**Requirements**
Each line that holds the word "Chromosome" should be returned.

**The data**

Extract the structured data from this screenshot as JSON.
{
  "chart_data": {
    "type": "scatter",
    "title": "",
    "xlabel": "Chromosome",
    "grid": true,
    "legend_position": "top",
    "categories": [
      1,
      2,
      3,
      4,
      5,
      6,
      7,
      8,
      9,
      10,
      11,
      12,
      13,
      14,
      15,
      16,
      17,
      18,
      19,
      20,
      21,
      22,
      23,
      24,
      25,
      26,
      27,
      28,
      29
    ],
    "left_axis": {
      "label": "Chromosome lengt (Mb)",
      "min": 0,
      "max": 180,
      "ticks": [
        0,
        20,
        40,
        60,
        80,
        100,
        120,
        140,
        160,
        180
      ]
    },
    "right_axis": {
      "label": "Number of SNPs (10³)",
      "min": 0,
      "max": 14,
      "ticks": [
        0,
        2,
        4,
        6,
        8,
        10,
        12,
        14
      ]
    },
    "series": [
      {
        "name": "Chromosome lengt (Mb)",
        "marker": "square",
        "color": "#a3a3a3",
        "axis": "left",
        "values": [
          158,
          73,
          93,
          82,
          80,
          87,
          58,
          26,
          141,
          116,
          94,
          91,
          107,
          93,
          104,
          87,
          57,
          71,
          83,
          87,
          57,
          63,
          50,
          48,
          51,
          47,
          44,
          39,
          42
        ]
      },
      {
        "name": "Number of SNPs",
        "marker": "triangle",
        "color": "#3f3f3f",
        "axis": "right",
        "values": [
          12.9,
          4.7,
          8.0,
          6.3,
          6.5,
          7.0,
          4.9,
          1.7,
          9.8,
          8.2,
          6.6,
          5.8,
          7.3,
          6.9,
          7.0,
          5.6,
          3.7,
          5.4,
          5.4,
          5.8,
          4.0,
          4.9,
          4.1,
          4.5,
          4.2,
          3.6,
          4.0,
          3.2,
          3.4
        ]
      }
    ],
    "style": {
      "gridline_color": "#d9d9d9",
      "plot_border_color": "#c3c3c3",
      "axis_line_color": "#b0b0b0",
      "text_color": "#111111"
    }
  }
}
* * *
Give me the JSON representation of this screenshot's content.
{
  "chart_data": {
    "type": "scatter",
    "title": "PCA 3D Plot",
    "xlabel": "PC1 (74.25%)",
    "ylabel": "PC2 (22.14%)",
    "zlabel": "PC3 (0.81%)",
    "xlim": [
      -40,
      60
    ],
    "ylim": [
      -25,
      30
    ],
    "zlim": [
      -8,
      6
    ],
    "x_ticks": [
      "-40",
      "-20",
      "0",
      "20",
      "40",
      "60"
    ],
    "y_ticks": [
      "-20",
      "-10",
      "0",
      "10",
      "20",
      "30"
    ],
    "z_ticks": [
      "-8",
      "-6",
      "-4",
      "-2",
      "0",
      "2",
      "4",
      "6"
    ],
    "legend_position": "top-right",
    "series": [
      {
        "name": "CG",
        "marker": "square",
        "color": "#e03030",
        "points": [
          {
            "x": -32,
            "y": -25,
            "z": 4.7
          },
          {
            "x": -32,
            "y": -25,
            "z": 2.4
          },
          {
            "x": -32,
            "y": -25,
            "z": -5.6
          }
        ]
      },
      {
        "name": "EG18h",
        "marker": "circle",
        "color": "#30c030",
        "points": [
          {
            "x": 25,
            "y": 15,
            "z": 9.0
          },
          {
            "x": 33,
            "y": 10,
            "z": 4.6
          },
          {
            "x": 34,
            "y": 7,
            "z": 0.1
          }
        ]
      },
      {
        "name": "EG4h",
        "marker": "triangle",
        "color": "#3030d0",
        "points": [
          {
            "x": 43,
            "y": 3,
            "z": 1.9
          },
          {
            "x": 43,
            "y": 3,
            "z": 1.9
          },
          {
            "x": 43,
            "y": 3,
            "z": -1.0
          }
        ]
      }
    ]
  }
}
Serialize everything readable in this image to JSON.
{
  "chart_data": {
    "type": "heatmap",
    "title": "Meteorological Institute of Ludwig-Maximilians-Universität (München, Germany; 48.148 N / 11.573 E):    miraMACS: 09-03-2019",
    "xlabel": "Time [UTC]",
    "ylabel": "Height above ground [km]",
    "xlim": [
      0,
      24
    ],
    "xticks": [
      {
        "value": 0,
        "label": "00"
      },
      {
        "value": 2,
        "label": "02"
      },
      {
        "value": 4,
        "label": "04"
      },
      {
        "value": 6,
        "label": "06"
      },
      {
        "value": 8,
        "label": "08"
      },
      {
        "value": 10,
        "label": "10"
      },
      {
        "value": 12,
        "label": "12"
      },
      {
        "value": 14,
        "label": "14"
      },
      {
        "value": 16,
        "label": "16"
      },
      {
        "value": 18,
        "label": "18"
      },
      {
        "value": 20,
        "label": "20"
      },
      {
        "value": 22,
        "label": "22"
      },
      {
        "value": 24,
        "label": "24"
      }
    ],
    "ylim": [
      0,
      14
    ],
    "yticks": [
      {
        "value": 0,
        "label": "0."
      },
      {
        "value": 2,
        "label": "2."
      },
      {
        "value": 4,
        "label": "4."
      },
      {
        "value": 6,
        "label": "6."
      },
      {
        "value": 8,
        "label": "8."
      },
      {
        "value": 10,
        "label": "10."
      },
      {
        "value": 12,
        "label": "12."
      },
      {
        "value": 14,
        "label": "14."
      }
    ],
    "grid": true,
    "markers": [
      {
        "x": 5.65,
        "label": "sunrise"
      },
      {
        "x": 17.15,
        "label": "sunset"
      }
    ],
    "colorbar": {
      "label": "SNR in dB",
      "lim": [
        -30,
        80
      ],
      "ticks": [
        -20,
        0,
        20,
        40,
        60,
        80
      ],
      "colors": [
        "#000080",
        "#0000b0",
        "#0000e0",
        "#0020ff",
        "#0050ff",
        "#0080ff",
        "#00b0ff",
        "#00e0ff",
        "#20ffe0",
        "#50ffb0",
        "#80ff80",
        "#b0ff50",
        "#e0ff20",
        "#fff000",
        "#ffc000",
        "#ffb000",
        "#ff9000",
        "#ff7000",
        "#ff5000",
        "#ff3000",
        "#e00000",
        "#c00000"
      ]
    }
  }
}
* * *
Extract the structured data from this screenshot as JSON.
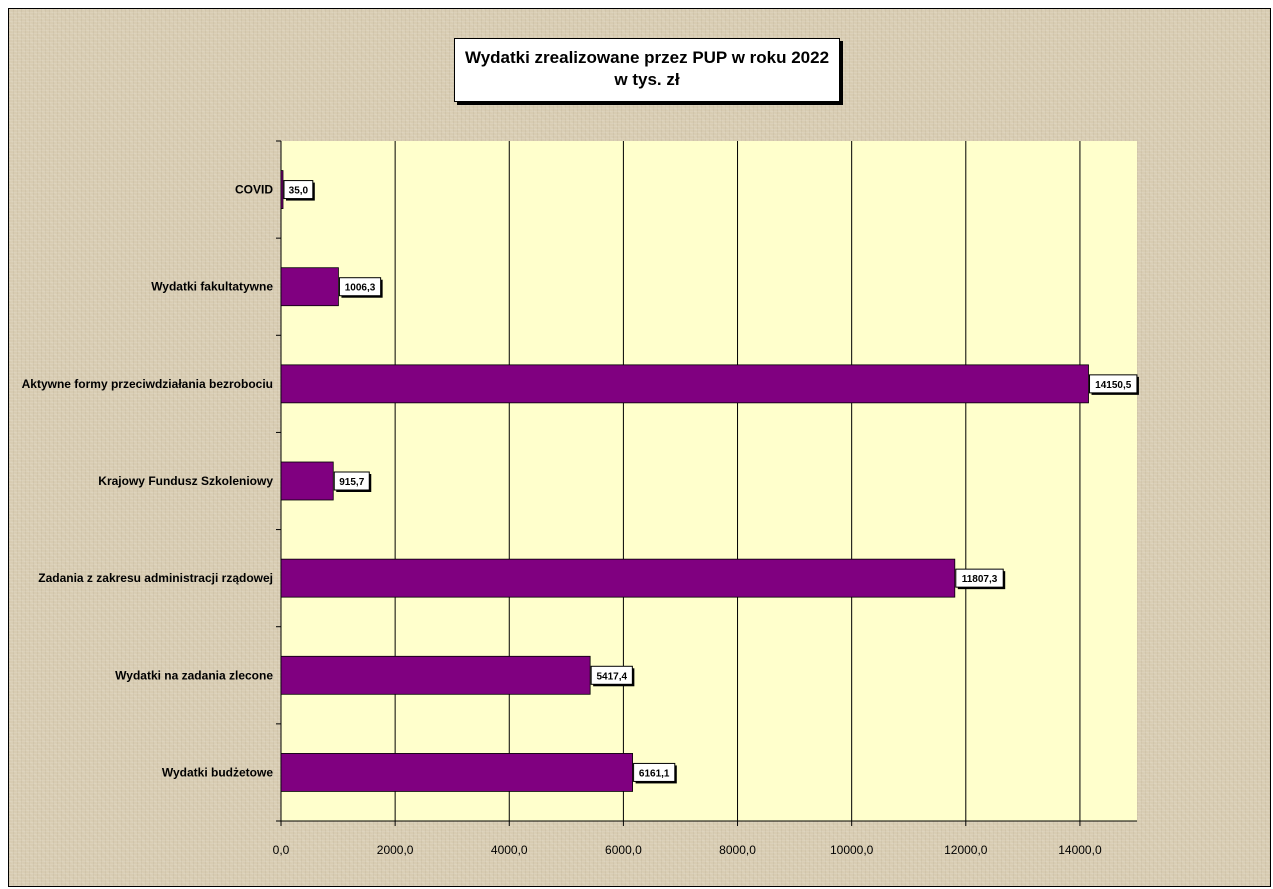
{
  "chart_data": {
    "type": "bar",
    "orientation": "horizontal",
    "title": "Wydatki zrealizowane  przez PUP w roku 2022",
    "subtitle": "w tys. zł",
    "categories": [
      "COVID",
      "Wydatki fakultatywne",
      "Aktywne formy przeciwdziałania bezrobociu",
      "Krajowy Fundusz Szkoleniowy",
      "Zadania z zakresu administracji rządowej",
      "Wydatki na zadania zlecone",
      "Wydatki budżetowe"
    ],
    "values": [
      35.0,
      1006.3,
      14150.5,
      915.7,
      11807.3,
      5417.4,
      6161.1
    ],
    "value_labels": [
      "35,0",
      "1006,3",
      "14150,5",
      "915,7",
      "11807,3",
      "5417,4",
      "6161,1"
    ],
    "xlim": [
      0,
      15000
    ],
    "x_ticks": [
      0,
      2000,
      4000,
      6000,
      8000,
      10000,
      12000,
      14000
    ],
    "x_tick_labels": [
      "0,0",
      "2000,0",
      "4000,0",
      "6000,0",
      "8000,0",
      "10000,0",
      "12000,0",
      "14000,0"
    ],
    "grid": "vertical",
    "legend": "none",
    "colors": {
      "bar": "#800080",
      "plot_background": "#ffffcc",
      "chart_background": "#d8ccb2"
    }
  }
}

**Reply to the exercise**
    "xlabel": "Chromosome",
      "label": "Chromosome lengt (Mb)",
        "name": "Chromosome lengt (Mb)",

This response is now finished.